Stated goal: Give the data a second time, exactly and in full.

begin

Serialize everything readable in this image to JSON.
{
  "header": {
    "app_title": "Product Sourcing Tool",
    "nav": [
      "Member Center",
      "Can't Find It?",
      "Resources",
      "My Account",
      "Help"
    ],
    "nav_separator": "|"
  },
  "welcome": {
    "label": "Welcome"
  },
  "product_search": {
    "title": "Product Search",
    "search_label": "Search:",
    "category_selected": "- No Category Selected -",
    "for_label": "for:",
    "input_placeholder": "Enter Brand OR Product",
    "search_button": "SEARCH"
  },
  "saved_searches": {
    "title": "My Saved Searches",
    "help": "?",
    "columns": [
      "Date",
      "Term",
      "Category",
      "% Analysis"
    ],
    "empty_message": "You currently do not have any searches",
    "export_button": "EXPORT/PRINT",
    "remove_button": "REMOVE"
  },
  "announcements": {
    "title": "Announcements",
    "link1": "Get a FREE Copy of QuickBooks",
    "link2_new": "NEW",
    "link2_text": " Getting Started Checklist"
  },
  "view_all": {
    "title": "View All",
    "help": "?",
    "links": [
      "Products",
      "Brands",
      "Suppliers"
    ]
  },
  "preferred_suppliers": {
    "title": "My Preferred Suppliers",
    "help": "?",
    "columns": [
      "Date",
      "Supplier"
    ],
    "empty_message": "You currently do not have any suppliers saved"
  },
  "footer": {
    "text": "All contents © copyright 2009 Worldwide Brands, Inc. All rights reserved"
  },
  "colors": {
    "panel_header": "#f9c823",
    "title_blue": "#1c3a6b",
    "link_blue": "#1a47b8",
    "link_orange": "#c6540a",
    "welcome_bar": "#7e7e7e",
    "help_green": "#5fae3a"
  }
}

end

Response for this exercise:
Serialize everything readable in this image to JSON.
{
  "header": {
    "app_title": "Product Sourcing Tool",
    "nav": [
      "Member Center",
      "Can't Find It?",
      "Resources",
      "My Account",
      "Help"
    ],
    "nav_separator": "|"
  },
  "welcome": {
    "label": "Welcome"
  },
  "product_search": {
    "title": "Product Search",
    "search_label": "Search:",
    "category_selected": "- No Category Selected -",
    "for_label": "for:",
    "input_placeholder": "Enter Brand OR Product",
    "search_button": "SEARCH"
  },
  "saved_searches": {
    "title": "My Saved Searches",
    "help": "?",
    "columns": [
      "Date",
      "Term",
      "Category",
      "% Analysis"
    ],
    "empty_message": "You currently do not have any searches",
    "export_button": "EXPORT/PRINT",
    "remove_button": "REMOVE"
  },
  "announcements": {
    "title": "Announcements",
    "link1": "Get a FREE Copy of QuickBooks",
    "link2_new": "NEW",
    "link2_text": " Getting Started Checklist"
  },
  "view_all": {
    "title": "View All",
    "help": "?",
    "links": [
      "Products",
      "Brands",
      "Suppliers"
    ]
  },
  "preferred_suppliers": {
    "title": "My Preferred Suppliers",
    "help": "?",
    "columns": [
      "Date",
      "Supplier"
    ],
    "empty_message": "You currently do not have any suppliers saved"
  },
  "footer": {
    "text": "All contents © copyright 2009 Worldwide Brands, Inc. All rights reserved"
  },
  "colors": {
    "panel_header": "#f9c823",
    "title_blue": "#1c3a6b",
    "link_blue": "#1a47b8",
    "link_orange": "#c6540a",
    "welcome_bar": "#7e7e7e",
    "help_green": "#5fae3a"
  }
}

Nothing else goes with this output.